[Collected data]
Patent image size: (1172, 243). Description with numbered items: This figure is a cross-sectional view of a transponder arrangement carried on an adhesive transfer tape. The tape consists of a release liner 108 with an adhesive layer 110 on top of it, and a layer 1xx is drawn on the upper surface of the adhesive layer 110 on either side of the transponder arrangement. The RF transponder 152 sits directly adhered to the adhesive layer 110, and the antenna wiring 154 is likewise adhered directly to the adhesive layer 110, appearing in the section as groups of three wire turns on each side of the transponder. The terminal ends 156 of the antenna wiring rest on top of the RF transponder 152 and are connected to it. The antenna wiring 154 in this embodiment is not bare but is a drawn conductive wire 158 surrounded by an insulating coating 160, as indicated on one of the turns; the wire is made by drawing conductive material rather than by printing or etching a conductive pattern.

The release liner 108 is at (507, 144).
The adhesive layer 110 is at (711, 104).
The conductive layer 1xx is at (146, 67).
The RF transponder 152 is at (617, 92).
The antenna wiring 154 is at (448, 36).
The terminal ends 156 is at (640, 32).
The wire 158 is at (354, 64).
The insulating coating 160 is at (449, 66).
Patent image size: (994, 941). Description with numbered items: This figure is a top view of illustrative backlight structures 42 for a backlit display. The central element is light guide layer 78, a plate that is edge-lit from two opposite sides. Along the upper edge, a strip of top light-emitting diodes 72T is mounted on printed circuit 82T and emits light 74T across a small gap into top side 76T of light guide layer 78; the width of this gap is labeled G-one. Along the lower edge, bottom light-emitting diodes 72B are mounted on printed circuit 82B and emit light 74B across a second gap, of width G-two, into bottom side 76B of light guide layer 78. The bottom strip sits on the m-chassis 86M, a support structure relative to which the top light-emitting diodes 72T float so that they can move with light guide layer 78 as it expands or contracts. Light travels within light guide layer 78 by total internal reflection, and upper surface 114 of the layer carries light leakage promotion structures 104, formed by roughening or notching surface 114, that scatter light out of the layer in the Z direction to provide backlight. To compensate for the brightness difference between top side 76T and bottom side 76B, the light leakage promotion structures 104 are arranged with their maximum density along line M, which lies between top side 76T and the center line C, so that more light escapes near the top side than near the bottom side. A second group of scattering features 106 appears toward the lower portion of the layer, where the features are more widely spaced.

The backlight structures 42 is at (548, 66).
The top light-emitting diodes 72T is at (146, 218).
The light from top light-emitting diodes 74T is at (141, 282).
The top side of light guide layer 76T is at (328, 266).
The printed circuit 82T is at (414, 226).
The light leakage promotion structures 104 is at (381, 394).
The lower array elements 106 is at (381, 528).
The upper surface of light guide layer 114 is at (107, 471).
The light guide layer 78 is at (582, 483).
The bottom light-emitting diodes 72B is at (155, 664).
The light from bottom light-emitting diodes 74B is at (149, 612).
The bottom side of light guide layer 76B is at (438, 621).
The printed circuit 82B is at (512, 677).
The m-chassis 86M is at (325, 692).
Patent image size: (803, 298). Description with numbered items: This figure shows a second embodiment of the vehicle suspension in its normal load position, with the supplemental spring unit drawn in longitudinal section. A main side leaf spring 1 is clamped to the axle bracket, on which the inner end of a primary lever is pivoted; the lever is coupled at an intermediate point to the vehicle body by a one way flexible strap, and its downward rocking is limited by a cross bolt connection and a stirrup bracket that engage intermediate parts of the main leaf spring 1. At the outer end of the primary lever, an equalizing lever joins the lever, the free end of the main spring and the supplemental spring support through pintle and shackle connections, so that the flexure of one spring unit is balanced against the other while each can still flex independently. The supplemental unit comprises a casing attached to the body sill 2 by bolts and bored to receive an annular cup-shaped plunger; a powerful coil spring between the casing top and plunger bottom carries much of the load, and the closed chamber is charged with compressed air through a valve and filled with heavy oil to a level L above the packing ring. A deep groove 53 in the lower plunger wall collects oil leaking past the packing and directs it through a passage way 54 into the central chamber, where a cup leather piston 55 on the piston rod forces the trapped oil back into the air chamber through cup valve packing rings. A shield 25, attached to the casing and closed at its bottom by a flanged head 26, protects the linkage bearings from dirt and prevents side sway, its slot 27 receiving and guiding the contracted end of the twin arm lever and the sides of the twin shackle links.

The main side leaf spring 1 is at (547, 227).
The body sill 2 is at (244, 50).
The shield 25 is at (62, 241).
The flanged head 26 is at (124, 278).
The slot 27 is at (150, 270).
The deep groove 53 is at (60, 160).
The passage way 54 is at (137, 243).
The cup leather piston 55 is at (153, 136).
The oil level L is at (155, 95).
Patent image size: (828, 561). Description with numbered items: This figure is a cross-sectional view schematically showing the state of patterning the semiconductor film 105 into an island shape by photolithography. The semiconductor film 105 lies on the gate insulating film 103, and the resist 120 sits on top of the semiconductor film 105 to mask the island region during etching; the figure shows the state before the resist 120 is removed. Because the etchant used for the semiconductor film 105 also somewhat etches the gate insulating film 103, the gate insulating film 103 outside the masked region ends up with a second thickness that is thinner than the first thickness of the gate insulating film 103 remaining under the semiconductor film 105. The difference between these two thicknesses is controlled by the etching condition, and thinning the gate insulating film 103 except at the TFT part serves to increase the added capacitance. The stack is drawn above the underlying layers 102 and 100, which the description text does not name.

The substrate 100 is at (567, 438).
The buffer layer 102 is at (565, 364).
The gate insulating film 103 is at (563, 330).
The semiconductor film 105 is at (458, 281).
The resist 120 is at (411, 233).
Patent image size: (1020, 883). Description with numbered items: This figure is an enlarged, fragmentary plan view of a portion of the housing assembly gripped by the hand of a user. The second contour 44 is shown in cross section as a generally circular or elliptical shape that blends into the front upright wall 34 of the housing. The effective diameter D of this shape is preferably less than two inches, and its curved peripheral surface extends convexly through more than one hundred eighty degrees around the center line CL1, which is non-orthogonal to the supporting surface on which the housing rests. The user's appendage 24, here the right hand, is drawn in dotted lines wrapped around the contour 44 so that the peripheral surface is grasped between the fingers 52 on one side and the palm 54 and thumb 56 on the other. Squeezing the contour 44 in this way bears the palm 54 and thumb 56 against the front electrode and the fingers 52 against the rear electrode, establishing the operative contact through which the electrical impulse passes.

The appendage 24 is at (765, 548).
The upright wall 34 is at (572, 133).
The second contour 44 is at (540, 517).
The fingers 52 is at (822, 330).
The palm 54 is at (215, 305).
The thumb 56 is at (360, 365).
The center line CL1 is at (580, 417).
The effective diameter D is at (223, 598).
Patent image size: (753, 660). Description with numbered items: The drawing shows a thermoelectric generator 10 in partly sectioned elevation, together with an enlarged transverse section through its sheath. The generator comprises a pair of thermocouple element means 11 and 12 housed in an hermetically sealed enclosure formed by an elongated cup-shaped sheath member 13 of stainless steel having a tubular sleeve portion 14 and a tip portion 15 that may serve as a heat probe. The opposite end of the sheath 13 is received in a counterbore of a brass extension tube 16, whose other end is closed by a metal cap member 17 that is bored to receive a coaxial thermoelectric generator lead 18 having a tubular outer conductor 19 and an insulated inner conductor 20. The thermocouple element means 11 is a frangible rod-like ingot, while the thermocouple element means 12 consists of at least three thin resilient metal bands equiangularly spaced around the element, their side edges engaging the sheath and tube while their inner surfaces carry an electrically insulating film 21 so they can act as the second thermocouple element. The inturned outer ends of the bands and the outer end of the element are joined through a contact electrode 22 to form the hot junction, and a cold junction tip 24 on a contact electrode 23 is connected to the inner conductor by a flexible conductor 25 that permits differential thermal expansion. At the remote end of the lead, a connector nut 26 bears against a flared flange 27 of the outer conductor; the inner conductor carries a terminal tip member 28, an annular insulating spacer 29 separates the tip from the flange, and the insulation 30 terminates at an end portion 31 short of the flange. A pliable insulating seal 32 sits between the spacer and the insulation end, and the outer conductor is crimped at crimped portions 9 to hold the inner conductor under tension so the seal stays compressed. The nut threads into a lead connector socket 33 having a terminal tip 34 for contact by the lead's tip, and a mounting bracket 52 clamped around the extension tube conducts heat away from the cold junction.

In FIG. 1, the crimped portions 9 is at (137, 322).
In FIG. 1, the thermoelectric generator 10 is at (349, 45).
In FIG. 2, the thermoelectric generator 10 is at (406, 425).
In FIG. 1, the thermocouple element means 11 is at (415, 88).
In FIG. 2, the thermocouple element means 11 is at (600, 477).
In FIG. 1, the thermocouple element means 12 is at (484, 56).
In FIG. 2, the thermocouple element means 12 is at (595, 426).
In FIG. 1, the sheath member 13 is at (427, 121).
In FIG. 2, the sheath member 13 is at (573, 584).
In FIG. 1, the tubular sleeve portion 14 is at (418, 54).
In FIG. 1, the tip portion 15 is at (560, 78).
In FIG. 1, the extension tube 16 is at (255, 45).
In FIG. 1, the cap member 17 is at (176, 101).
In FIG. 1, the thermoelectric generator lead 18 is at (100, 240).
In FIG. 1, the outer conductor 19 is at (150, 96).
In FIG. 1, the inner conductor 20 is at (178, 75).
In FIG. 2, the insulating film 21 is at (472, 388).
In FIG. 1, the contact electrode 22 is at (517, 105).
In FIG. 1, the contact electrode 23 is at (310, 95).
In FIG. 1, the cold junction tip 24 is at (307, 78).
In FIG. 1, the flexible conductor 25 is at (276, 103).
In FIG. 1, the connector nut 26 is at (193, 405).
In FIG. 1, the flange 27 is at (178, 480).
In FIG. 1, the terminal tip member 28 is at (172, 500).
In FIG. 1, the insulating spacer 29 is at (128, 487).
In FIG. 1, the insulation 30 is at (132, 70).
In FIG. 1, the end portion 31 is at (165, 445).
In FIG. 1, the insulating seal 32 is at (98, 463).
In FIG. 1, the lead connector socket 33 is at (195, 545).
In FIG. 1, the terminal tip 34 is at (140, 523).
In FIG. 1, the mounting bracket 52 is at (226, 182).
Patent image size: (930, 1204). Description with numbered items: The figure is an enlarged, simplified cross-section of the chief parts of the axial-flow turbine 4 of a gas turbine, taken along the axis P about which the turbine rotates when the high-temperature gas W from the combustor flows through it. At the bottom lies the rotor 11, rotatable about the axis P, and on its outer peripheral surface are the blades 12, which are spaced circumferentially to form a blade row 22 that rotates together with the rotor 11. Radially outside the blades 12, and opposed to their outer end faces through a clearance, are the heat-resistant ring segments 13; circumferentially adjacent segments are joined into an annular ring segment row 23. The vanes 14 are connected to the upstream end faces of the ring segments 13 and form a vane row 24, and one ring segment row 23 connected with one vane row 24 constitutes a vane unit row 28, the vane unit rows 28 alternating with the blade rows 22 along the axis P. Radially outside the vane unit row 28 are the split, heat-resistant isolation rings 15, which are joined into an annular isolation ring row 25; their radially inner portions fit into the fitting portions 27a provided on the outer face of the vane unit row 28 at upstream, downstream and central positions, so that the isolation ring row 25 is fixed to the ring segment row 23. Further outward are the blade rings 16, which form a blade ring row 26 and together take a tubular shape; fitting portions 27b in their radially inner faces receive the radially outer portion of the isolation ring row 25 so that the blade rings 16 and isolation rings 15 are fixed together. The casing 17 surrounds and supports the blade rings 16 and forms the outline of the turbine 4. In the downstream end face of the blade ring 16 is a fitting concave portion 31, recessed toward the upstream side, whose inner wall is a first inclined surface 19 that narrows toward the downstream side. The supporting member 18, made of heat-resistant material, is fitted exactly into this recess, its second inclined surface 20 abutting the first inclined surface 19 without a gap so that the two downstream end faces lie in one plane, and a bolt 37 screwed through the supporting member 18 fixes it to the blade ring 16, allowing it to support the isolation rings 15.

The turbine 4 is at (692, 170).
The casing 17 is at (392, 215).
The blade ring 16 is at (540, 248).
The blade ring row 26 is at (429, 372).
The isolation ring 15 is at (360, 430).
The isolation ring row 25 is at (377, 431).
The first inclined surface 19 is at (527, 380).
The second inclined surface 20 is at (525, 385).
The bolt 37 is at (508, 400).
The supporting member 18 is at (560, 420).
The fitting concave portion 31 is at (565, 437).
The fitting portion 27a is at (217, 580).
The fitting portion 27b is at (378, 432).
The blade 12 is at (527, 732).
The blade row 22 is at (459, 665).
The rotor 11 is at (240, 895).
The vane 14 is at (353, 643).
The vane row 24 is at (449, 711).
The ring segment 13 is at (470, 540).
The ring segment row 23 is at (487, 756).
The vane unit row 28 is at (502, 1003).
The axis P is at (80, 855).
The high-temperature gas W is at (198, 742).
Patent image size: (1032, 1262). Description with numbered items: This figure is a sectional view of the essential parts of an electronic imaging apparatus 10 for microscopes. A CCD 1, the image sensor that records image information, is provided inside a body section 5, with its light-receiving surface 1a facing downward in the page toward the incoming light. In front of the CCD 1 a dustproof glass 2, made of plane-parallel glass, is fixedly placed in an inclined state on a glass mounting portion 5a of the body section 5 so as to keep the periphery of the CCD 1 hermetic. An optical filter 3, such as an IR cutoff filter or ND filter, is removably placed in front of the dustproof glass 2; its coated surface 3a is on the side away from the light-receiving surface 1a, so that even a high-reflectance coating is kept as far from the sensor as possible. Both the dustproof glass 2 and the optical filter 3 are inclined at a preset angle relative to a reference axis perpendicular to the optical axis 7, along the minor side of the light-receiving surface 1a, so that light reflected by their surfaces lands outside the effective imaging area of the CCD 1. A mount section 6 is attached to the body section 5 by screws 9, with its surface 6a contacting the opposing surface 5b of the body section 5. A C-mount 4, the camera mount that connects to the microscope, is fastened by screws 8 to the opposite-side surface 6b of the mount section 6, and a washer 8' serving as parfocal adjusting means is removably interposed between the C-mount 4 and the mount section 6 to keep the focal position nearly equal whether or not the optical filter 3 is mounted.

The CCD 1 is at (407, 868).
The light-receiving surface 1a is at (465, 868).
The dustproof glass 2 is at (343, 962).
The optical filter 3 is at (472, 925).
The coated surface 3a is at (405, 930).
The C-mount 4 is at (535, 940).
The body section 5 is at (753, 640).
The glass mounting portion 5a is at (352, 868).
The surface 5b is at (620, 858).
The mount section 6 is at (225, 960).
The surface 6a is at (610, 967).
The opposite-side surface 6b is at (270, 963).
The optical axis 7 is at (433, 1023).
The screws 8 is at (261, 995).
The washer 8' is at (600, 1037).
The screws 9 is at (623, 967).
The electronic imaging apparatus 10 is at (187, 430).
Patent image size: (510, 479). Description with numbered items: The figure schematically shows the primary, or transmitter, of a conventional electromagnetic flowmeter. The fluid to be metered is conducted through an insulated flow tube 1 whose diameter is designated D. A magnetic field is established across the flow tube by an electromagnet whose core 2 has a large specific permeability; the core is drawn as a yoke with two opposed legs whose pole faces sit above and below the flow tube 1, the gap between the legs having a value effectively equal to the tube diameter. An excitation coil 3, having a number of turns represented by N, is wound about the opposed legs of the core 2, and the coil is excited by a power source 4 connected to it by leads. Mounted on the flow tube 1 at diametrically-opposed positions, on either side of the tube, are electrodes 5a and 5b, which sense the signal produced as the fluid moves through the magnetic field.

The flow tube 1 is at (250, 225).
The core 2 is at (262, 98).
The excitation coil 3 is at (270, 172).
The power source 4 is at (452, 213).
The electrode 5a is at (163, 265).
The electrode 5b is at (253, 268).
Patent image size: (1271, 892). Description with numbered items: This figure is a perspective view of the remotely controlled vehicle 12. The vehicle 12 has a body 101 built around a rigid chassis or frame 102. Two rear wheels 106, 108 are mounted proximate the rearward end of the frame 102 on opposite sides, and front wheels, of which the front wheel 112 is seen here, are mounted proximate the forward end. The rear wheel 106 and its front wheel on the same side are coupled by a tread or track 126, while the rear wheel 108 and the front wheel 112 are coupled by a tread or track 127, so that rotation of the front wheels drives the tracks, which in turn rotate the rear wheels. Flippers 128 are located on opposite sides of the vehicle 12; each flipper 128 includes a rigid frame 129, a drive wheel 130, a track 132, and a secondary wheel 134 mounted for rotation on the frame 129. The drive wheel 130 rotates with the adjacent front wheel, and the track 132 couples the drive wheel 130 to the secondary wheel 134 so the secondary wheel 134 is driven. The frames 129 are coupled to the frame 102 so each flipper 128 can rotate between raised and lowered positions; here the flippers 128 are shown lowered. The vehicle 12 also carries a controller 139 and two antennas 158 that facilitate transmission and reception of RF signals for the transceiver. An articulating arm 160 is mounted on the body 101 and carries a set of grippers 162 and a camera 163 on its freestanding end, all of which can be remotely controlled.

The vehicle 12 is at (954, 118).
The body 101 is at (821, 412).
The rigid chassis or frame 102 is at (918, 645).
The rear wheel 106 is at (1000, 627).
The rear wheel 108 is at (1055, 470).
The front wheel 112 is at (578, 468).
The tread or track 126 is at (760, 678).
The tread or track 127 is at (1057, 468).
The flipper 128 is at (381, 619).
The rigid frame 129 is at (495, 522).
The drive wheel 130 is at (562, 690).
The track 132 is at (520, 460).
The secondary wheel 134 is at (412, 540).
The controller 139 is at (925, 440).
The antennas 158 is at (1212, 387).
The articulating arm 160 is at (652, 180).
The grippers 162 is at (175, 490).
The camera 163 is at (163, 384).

- [GIVEN REQUEST]: Select every line above that contains the string "wire", matching case exactly, and copy each of those lines in full.

- [COMPLETE RESPONSE]:
Patent image size: (1172, 243). Description with numbered items: This figure is a cross-sectional view of a transponder arrangement carried on an adhesive transfer tape. The tape consists of a release liner 108 with an adhesive layer 110 on top of it, and a layer 1xx is drawn on the upper surface of the adhesive layer 110 on either side of the transponder arrangement. The RF transponder 152 sits directly adhered to the adhesive layer 110, and the antenna wiring 154 is likewise adhered directly to the adhesive layer 110, appearing in the section as groups of three wire turns on each side of the transponder. The terminal ends 156 of the antenna wiring rest on top of the RF transponder 152 and are connected to it. The antenna wiring 154 in this embodiment is not bare but is a drawn conductive wire 158 surrounded by an insulating coating 160, as indicated on one of the turns; the wire is made by drawing conductive material rather than by printing or etching a conductive pattern.
The wire 158 is at (354, 64).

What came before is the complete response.